_Problem to solve:_ In the listing below, find every line with the string "next" and pull it out.

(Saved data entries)
....................

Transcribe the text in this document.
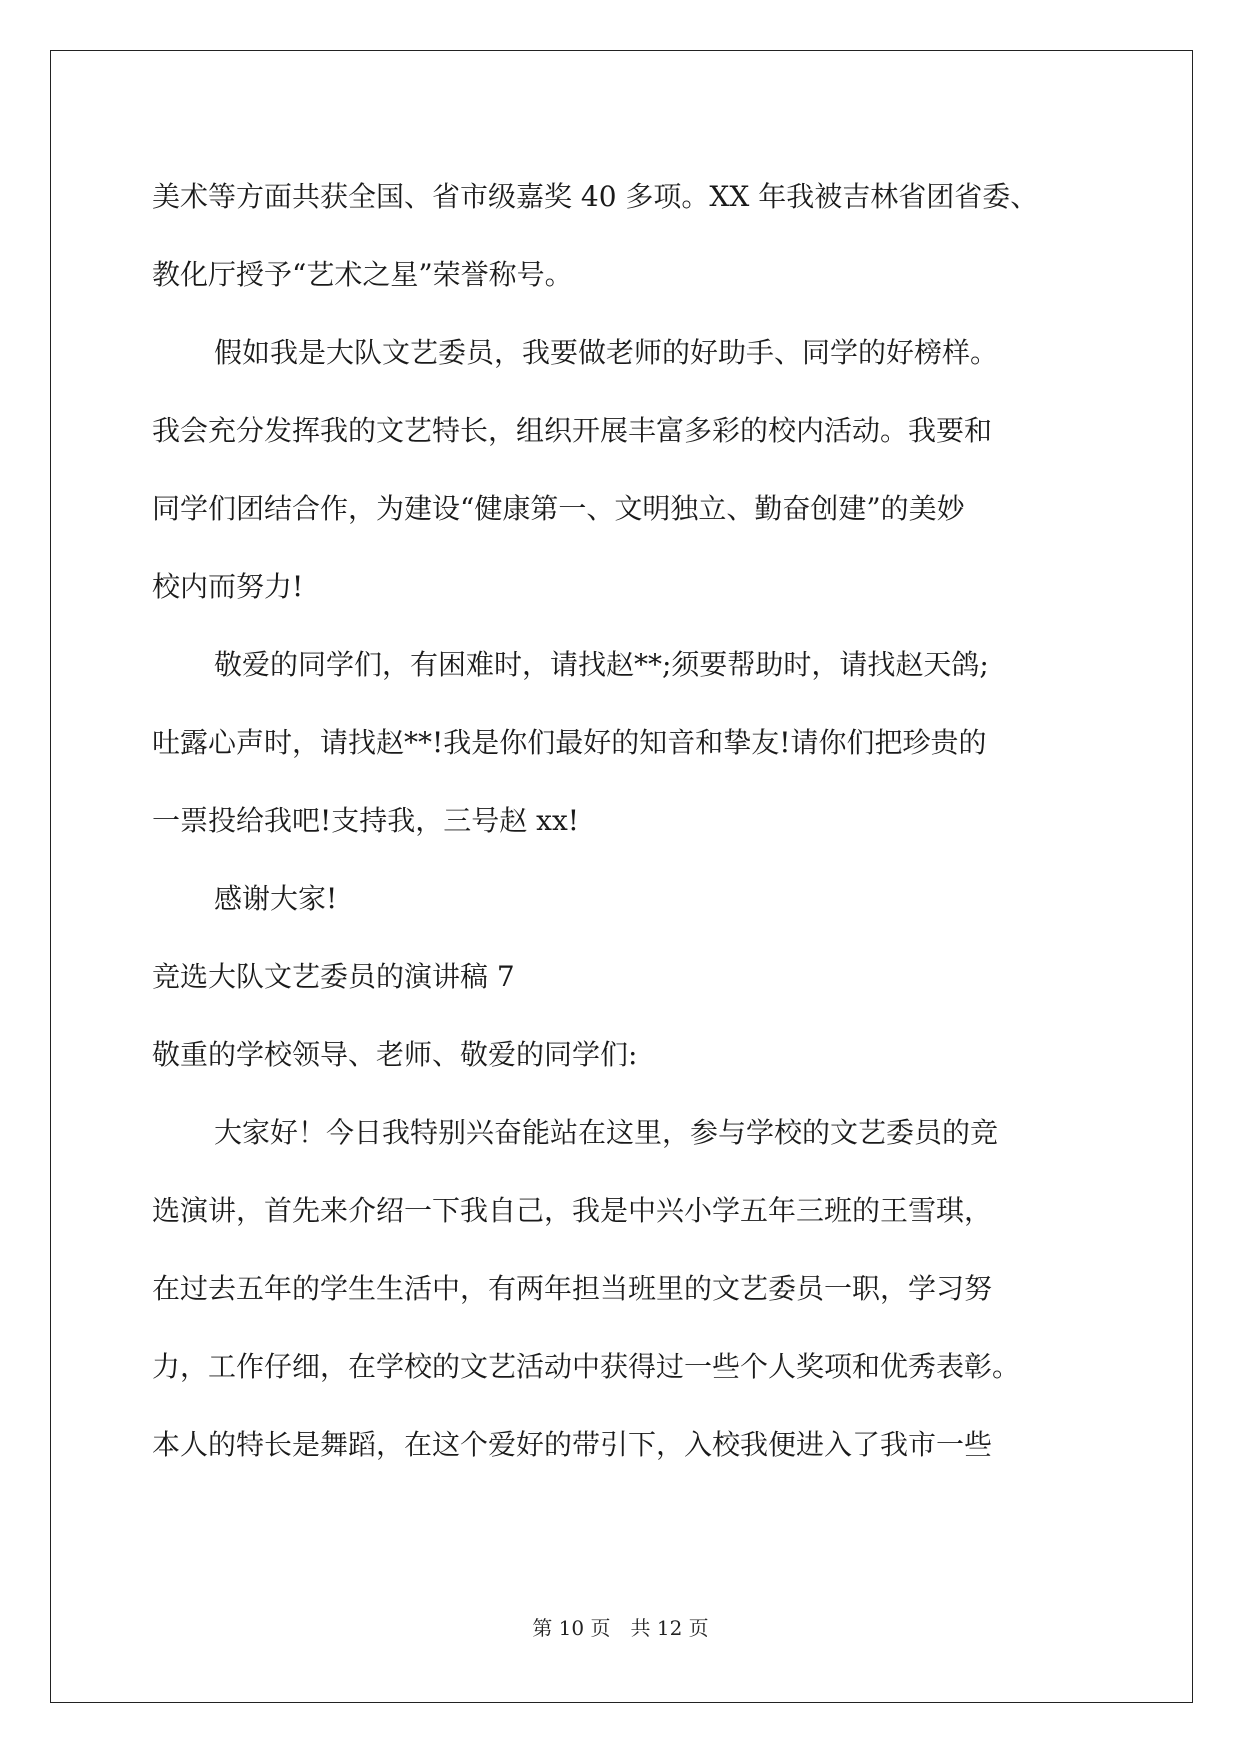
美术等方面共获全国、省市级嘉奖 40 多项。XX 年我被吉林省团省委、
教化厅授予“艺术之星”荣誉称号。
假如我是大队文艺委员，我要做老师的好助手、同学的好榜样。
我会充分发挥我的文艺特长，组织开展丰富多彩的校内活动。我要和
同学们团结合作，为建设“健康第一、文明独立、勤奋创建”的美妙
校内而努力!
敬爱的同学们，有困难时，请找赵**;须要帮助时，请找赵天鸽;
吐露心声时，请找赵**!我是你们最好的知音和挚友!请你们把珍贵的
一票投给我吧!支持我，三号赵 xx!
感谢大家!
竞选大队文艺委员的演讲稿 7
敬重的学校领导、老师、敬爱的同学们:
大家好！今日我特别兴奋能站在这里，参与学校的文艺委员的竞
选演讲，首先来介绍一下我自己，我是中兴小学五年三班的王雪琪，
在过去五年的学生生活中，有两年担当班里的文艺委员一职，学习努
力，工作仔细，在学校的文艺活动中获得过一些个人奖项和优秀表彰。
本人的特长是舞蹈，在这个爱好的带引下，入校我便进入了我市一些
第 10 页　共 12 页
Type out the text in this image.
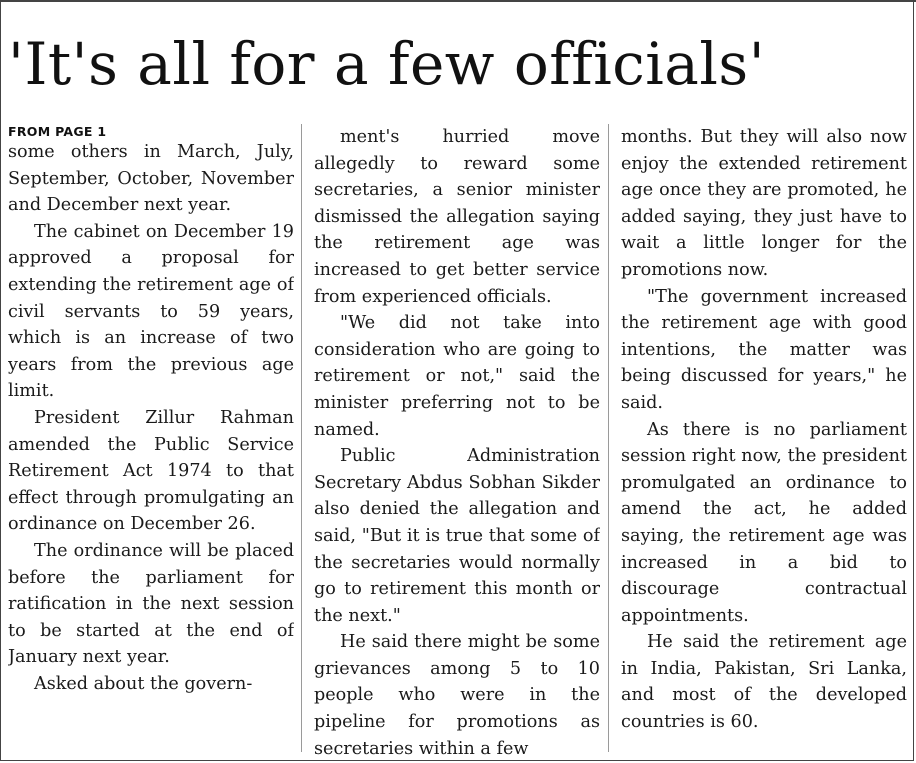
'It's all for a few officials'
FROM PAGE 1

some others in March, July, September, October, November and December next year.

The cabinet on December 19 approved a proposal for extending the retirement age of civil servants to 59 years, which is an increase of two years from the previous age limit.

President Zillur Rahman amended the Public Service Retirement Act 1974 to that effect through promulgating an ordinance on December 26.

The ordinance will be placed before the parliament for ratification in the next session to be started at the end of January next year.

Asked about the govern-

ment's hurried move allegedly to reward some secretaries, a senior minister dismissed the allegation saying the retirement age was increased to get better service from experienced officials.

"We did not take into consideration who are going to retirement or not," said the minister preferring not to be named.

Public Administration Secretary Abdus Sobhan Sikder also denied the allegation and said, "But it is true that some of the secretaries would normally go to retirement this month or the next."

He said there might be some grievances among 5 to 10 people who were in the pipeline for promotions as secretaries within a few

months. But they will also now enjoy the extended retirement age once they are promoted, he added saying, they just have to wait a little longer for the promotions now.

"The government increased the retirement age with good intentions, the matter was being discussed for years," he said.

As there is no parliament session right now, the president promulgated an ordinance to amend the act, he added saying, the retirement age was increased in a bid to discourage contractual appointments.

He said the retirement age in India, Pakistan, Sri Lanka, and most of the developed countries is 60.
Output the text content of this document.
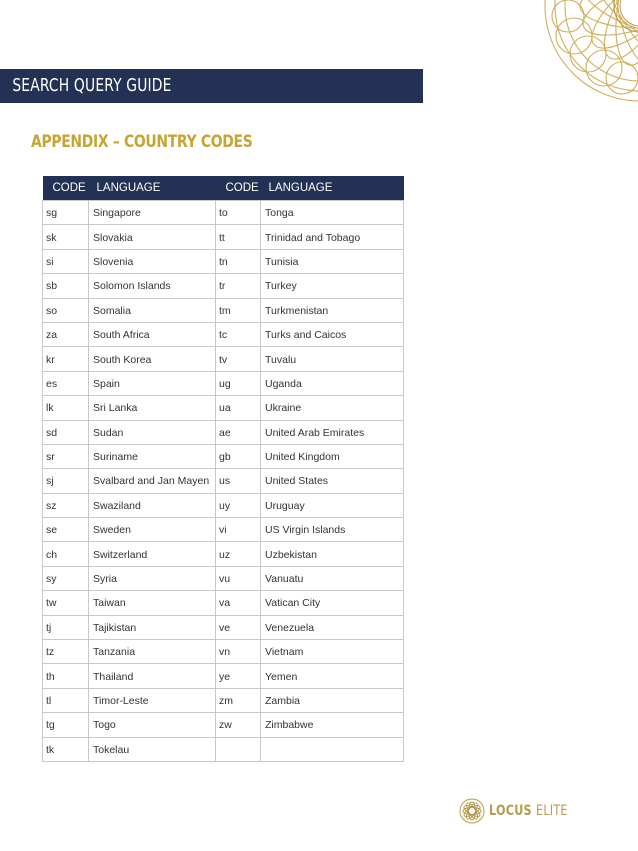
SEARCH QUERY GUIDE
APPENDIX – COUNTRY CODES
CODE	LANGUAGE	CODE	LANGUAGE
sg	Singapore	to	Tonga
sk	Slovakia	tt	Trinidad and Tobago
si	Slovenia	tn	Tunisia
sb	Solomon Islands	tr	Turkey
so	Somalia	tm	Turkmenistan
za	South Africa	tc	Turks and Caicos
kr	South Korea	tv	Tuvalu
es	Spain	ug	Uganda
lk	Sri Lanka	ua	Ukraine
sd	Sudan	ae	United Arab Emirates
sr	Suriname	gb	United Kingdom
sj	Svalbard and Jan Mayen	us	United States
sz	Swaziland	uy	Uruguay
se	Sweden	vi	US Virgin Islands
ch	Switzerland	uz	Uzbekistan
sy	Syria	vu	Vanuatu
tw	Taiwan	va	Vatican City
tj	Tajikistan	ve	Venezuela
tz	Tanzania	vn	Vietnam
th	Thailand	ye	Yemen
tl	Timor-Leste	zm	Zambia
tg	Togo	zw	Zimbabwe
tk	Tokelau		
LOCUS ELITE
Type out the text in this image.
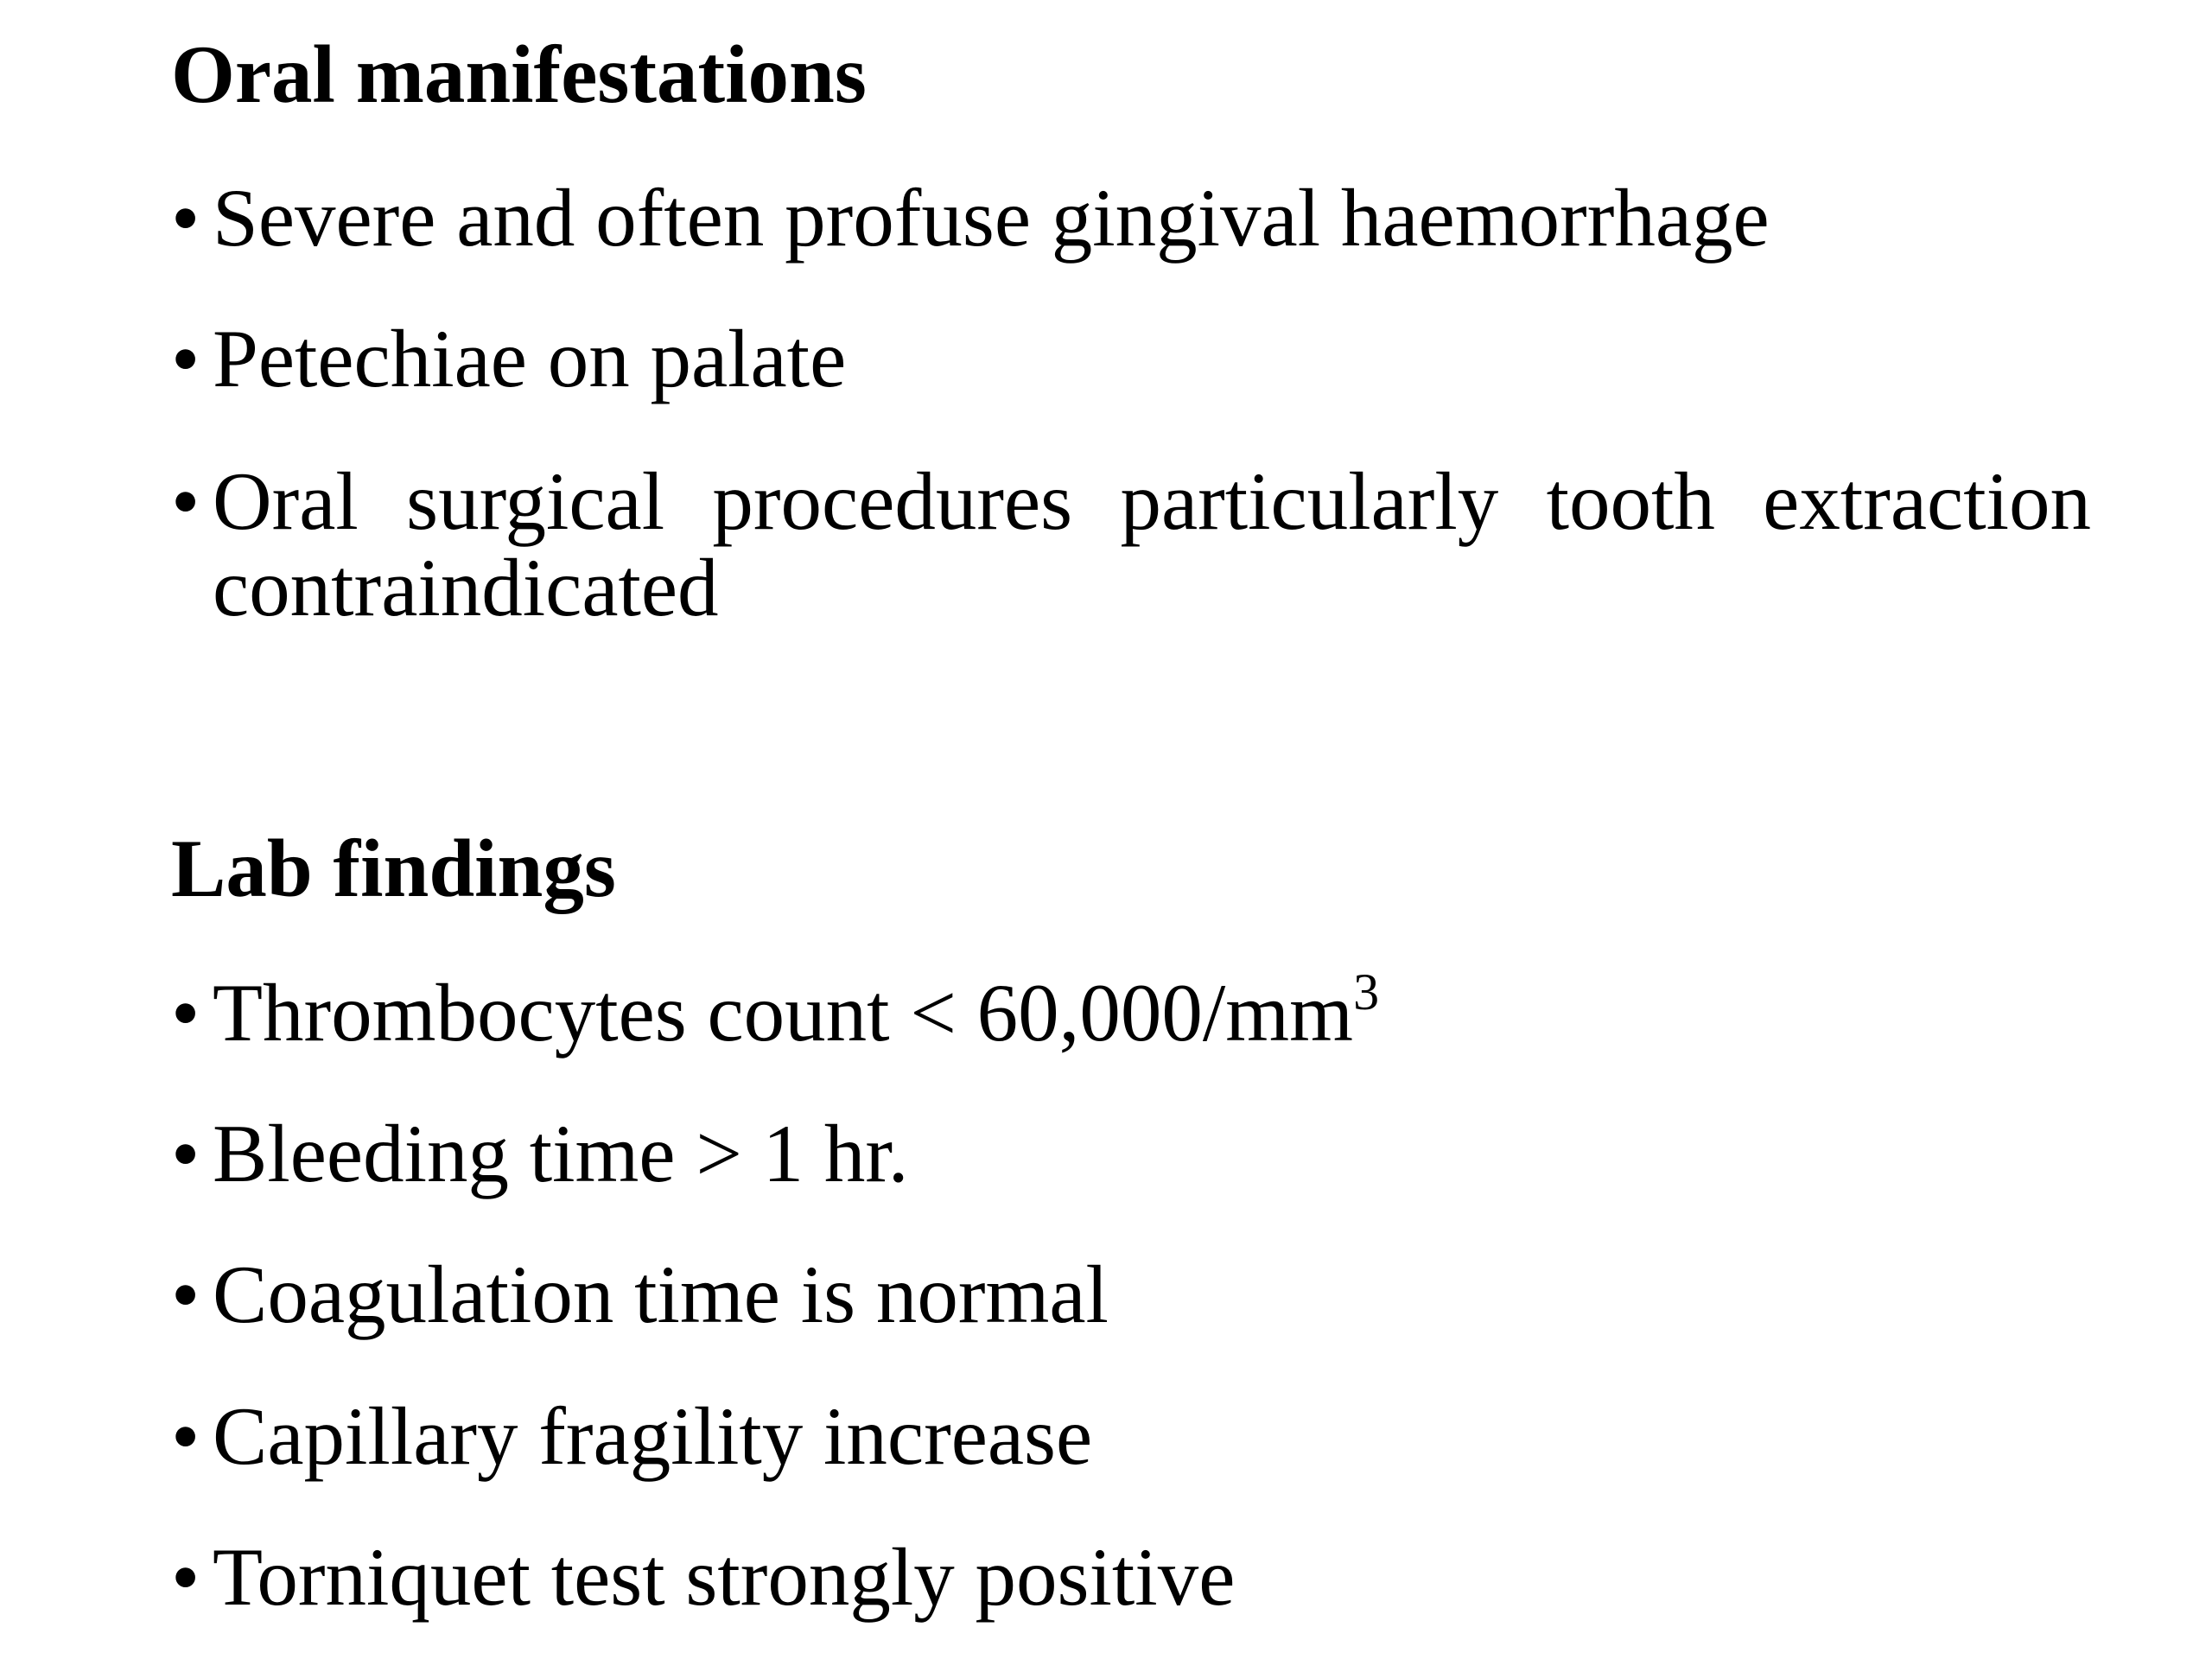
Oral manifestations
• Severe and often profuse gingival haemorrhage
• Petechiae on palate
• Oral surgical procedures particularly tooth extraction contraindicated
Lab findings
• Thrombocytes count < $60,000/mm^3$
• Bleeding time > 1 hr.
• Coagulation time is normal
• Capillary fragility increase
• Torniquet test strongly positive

....................

_Expected answer:_
some others in March, July, September, October, November and December next year.
The ordinance will be placed before the parliament for ratification in the next session to be started at the end of January next year.
Public Administration Secretary Abdus Sobhan Sikder also denied the allegation and said, "But it is true that some of the secretaries would normally go to retirement this month or the next."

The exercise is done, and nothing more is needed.